Supplied records =>
## begin

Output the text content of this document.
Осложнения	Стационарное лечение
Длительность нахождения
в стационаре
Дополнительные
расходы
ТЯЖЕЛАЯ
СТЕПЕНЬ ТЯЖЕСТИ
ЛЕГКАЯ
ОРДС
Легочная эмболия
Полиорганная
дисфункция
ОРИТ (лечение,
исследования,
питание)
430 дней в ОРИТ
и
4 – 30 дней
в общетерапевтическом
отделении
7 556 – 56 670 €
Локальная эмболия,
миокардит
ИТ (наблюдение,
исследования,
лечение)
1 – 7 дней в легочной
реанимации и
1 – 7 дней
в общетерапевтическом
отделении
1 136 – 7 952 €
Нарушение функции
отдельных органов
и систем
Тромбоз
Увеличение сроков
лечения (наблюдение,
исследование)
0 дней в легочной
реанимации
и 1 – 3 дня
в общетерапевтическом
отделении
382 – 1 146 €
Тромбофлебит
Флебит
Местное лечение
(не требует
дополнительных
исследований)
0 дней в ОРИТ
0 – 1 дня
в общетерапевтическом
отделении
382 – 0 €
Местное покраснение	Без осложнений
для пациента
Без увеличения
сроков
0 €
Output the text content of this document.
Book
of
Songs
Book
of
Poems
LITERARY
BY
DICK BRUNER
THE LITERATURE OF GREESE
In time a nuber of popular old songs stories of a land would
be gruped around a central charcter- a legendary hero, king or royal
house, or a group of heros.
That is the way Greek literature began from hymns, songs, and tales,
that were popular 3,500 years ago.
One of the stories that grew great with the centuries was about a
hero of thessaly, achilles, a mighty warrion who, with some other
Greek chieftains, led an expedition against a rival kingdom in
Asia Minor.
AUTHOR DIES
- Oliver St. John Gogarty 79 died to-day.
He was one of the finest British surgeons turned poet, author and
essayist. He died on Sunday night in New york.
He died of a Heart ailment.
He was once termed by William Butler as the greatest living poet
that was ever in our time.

## end

The full set of records should be duplicated exactly.

Output the text content of this document.
Осложнения	Стационарное лечение
Длительность нахождения
в стационаре
Дополнительные
расходы
ТЯЖЕЛАЯ
СТЕПЕНЬ ТЯЖЕСТИ
ЛЕГКАЯ
ОРДС
Легочная эмболия
Полиорганная
дисфункция
ОРИТ (лечение,
исследования,
питание)
430 дней в ОРИТ
и
4 – 30 дней
в общетерапевтическом
отделении
7 556 – 56 670 €
Локальная эмболия,
миокардит
ИТ (наблюдение,
исследования,
лечение)
1 – 7 дней в легочной
реанимации и
1 – 7 дней
в общетерапевтическом
отделении
1 136 – 7 952 €
Нарушение функции
отдельных органов
и систем
Тромбоз
Увеличение сроков
лечения (наблюдение,
исследование)
0 дней в легочной
реанимации
и 1 – 3 дня
в общетерапевтическом
отделении
382 – 1 146 €
Тромбофлебит
Флебит
Местное лечение
(не требует
дополнительных
исследований)
0 дней в ОРИТ
0 – 1 дня
в общетерапевтическом
отделении
382 – 0 €
Местное покраснение	Без осложнений
для пациента
Без увеличения
сроков
0 €
Output the text content of this document.
Book
of
Songs
Book
of
Poems
LITERARY
BY
DICK BRUNER
THE LITERATURE OF GREESE
In time a nuber of popular old songs stories of a land would
be gruped around a central charcter- a legendary hero, king or royal
house, or a group of heros.
That is the way Greek literature began from hymns, songs, and tales,
that were popular 3,500 years ago.
One of the stories that grew great with the centuries was about a
hero of thessaly, achilles, a mighty warrion who, with some other
Greek chieftains, led an expedition against a rival kingdom in
Asia Minor.
AUTHOR DIES
- Oliver St. John Gogarty 79 died to-day.
He was one of the finest British surgeons turned poet, author and
essayist. He died on Sunday night in New york.
He died of a Heart ailment.
He was once termed by William Butler as the greatest living poet
that was ever in our time.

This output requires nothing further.